**DESCRIPTION OF THE TASK:**
Omit all images, then return the remaining material exactly as it stands.

[Saved entries]
______

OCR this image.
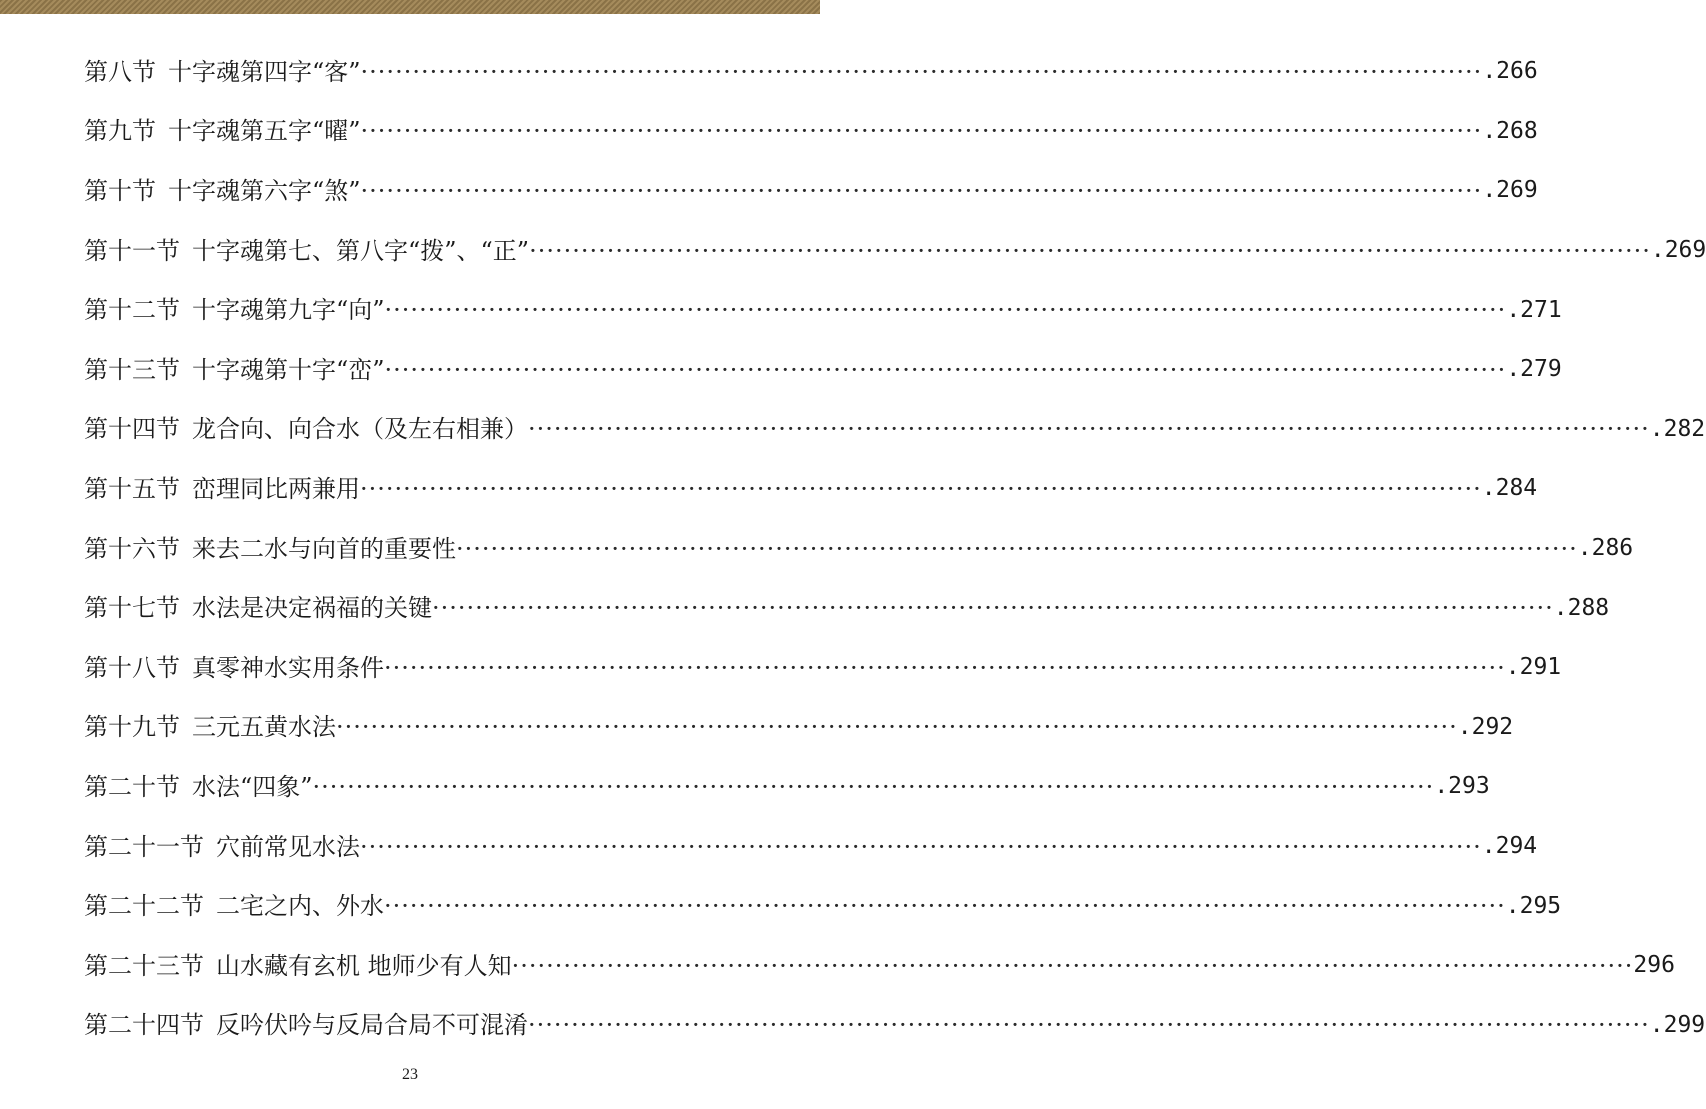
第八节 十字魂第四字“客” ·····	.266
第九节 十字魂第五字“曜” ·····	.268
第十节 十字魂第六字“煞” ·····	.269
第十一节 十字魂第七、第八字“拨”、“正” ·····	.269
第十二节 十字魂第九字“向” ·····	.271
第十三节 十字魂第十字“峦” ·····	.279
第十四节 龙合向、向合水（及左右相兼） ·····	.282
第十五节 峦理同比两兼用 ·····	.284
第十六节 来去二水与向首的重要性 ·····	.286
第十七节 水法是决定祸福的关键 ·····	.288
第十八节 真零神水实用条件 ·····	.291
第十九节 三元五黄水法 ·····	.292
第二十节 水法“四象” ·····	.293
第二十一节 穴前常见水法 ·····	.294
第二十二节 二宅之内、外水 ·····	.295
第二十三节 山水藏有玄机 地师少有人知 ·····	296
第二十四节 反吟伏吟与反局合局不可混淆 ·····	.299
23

______

**PROBLEM SOLUTION:**
OCR this image.
第八节 十字魂第四字“客” ·····	.266
第九节 十字魂第五字“曜” ·····	.268
第十节 十字魂第六字“煞” ·····	.269
第十一节 十字魂第七、第八字“拨”、“正” ·····	.269
第十二节 十字魂第九字“向” ·····	.271
第十三节 十字魂第十字“峦” ·····	.279
第十四节 龙合向、向合水（及左右相兼） ·····	.282
第十五节 峦理同比两兼用 ·····	.284
第十六节 来去二水与向首的重要性 ·····	.286
第十七节 水法是决定祸福的关键 ·····	.288
第十八节 真零神水实用条件 ·····	.291
第十九节 三元五黄水法 ·····	.292
第二十节 水法“四象” ·····	.293
第二十一节 穴前常见水法 ·····	.294
第二十二节 二宅之内、外水 ·····	.295
第二十三节 山水藏有玄机 地师少有人知 ·····	296
第二十四节 反吟伏吟与反局合局不可混淆 ·····	.299
23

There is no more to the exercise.